=== SOURCE DATA ===
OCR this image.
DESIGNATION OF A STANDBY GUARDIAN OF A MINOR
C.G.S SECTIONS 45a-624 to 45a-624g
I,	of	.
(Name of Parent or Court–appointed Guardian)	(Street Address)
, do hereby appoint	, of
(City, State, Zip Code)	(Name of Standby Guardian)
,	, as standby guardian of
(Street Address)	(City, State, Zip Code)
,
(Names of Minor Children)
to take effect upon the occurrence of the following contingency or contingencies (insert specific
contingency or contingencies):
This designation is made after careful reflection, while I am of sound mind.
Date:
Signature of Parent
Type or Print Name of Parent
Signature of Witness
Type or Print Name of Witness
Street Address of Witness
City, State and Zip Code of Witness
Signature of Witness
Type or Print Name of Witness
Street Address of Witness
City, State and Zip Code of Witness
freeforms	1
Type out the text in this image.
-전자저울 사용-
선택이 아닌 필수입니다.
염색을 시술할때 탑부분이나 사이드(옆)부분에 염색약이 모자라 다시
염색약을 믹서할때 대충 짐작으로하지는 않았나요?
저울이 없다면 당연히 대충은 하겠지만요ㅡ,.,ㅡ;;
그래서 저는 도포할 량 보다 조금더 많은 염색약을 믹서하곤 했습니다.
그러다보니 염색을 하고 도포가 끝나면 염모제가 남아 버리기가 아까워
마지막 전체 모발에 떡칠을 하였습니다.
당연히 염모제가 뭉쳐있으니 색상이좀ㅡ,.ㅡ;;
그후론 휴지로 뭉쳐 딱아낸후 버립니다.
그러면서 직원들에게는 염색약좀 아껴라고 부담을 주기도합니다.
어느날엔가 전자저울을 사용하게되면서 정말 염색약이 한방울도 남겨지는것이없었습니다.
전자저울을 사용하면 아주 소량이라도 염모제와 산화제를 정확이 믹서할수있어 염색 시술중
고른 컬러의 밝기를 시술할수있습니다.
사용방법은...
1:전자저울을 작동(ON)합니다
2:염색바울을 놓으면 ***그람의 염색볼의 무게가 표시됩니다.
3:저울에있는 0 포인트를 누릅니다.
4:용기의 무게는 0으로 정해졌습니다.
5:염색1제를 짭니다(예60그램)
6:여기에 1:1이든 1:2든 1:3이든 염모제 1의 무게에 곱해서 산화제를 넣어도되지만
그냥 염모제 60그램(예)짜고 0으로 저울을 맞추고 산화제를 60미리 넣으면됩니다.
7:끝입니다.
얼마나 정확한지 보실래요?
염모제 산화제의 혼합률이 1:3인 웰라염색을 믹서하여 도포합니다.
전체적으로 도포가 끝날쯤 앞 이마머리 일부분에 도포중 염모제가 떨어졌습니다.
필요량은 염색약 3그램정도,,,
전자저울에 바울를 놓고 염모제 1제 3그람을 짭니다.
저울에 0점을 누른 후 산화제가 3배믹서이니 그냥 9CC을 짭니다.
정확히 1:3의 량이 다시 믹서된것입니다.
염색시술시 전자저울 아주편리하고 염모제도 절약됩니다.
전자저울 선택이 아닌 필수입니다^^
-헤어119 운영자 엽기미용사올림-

=== AIM OF THE EXERCISE ===
Take every line from the records above that has the word "염색약이" and copy it.

=== RESULT OF THE EXERCISE ===
염색을 시술할때 탑부분이나 사이드(옆)부분에 염색약이 모자라 다시
어느날엔가 전자저울을 사용하게되면서 정말 염색약이 한방울도 남겨지는것이없었습니다.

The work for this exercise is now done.